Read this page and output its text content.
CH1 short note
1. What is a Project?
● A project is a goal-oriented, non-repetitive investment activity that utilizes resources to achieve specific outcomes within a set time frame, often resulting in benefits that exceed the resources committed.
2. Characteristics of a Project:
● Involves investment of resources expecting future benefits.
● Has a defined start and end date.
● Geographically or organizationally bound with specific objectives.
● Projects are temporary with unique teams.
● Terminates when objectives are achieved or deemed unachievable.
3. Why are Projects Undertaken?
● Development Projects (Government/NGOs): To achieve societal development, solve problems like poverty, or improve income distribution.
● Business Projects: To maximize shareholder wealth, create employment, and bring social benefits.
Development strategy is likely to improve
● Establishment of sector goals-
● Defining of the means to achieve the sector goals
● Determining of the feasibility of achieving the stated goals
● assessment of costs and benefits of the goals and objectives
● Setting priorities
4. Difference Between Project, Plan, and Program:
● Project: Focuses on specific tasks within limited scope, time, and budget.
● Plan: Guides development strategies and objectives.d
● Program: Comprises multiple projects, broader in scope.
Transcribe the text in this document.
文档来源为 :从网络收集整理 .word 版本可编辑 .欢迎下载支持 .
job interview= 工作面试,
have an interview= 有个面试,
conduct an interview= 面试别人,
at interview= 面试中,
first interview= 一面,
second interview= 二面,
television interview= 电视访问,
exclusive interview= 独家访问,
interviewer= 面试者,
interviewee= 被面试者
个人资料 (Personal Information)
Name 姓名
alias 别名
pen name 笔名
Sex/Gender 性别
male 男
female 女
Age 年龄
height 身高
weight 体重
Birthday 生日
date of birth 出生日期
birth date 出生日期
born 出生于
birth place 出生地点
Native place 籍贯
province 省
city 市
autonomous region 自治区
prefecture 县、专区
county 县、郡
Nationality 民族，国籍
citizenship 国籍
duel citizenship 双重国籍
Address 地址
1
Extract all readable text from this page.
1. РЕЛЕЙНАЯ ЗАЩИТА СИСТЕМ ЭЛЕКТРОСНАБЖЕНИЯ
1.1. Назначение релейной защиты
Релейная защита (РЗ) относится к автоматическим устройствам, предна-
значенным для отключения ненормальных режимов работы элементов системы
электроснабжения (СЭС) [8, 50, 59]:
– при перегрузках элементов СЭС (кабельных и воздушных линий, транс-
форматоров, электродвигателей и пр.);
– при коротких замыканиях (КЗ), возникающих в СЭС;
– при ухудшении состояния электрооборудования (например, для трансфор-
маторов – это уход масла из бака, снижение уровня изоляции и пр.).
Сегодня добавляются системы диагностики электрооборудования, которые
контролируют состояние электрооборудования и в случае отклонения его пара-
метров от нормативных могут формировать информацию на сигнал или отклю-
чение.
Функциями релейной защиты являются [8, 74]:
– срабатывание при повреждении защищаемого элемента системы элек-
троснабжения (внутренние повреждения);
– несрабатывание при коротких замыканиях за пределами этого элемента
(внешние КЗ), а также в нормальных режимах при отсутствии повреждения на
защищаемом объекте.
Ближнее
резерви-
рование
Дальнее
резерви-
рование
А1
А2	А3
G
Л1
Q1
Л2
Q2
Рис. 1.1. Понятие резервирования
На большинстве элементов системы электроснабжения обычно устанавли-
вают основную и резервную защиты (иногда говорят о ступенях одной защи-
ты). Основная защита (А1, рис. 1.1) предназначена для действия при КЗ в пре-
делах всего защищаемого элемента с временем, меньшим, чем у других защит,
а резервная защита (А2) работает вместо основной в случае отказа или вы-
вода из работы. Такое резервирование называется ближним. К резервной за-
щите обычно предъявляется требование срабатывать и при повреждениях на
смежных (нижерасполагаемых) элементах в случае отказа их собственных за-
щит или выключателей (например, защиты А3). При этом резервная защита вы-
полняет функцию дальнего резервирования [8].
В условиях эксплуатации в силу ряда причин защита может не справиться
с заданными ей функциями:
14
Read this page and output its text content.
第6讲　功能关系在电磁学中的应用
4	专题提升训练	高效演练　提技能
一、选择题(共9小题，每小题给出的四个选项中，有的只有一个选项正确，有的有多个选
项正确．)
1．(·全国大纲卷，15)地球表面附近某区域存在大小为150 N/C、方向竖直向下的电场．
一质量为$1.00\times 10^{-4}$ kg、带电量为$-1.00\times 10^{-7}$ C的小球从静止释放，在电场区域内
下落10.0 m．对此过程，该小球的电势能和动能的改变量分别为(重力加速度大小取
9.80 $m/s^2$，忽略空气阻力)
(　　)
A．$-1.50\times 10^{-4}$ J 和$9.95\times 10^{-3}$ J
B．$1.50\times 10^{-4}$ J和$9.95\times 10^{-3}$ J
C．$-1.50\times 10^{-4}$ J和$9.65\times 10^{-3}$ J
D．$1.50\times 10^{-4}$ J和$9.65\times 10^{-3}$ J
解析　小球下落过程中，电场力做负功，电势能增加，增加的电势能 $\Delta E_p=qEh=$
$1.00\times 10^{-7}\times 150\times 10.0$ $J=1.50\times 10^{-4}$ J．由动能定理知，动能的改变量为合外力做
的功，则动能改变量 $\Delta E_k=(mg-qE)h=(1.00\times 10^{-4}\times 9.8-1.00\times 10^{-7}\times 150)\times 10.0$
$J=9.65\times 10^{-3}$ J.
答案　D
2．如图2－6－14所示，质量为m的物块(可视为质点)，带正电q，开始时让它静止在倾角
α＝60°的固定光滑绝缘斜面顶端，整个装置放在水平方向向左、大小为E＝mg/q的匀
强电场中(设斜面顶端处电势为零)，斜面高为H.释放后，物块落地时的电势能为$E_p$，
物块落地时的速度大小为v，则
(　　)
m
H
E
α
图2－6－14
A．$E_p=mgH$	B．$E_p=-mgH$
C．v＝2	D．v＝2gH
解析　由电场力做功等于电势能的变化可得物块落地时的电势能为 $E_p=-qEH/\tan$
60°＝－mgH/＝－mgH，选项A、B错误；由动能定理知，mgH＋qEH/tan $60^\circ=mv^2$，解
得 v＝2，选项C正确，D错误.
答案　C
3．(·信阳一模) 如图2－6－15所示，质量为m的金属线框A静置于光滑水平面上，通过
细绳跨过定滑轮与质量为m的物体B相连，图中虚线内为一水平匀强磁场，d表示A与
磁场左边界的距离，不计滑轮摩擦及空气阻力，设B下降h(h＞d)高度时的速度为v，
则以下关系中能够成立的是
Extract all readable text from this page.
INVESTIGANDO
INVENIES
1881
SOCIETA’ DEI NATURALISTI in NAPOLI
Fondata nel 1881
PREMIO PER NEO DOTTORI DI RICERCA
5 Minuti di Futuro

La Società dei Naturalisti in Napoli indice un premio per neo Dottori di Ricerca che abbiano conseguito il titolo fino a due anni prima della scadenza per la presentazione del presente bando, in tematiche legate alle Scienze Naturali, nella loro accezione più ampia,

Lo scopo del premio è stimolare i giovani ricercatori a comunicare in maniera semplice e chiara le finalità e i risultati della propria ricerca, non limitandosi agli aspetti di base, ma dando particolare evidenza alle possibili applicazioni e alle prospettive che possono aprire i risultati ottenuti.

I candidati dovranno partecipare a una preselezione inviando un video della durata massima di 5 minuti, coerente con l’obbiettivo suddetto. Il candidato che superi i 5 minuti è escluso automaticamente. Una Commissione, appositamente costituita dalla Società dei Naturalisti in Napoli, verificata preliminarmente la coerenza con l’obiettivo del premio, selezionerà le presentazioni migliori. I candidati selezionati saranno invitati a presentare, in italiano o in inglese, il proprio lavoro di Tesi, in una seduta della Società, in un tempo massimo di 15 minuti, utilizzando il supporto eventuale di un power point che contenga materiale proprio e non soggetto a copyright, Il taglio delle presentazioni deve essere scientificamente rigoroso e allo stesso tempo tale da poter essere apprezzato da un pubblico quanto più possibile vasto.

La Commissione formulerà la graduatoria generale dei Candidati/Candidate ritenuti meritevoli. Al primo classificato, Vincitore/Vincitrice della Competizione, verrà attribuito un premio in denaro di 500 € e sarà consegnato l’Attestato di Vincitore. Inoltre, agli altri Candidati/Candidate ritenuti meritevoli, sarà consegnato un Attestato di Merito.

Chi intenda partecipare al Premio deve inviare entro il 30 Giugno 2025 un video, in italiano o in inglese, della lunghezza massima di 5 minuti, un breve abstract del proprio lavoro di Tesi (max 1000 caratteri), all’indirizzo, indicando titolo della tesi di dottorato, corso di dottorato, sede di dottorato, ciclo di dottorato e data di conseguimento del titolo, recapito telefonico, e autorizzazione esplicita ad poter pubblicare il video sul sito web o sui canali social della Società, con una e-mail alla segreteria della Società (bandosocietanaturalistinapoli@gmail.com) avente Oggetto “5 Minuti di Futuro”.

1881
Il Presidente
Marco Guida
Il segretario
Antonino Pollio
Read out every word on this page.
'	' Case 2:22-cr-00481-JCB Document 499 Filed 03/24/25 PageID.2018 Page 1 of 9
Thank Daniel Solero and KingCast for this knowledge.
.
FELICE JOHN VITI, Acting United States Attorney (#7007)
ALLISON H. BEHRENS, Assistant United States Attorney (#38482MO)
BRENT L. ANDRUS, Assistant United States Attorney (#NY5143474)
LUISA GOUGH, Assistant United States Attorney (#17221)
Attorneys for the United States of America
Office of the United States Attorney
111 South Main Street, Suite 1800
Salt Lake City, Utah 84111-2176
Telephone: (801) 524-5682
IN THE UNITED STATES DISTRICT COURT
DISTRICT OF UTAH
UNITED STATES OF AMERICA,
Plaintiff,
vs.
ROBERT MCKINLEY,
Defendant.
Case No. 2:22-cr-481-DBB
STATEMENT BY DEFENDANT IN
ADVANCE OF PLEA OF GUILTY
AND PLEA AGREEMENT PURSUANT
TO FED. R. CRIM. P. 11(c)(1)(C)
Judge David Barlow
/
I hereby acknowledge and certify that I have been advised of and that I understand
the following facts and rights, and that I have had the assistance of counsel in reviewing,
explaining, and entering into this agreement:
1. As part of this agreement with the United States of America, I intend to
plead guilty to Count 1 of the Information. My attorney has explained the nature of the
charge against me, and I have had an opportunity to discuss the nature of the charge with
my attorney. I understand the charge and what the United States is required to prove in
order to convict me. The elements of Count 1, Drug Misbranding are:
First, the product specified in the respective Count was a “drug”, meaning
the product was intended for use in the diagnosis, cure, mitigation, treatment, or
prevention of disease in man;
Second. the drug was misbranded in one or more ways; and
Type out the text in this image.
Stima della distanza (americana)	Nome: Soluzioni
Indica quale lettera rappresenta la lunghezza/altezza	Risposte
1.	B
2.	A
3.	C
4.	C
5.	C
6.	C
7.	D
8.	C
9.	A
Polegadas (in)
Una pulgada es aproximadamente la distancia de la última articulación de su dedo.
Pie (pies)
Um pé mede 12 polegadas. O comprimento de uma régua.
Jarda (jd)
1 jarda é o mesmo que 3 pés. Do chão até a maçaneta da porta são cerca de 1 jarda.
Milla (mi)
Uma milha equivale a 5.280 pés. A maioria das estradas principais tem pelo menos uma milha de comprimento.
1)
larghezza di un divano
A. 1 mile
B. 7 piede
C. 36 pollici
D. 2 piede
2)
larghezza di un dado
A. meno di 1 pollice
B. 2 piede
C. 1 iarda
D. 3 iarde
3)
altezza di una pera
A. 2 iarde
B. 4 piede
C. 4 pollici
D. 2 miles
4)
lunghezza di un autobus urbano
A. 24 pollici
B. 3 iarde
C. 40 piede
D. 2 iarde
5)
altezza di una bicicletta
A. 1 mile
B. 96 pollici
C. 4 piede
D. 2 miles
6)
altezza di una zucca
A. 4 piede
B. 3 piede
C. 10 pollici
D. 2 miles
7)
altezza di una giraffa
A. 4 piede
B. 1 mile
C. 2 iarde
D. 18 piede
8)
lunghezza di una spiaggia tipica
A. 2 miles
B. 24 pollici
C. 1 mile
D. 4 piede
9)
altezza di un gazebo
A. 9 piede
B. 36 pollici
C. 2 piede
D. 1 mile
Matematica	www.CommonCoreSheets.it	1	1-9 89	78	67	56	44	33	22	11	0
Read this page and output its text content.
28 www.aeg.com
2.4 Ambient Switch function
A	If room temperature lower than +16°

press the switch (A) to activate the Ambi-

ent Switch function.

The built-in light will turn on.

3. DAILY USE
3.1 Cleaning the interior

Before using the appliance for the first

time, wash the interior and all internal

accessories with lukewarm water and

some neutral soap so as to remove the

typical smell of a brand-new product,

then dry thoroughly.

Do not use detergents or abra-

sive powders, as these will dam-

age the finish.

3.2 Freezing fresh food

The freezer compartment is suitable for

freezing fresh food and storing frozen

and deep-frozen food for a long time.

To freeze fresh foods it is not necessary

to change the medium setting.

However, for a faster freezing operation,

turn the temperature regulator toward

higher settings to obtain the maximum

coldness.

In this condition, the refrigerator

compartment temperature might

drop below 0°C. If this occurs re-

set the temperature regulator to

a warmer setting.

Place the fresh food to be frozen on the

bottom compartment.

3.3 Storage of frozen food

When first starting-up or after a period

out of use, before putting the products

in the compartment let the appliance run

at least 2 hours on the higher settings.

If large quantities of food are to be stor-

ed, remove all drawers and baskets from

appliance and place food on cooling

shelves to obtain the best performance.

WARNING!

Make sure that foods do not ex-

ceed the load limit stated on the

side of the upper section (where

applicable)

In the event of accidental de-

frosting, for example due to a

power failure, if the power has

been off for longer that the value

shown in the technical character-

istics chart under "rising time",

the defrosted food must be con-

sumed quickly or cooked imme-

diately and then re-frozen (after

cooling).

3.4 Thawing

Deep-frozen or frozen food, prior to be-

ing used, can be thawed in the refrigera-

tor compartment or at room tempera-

────

Set problem: Above is a listing; report how many of its lines include the word "отказа", giving the number only.

Result of this task: 2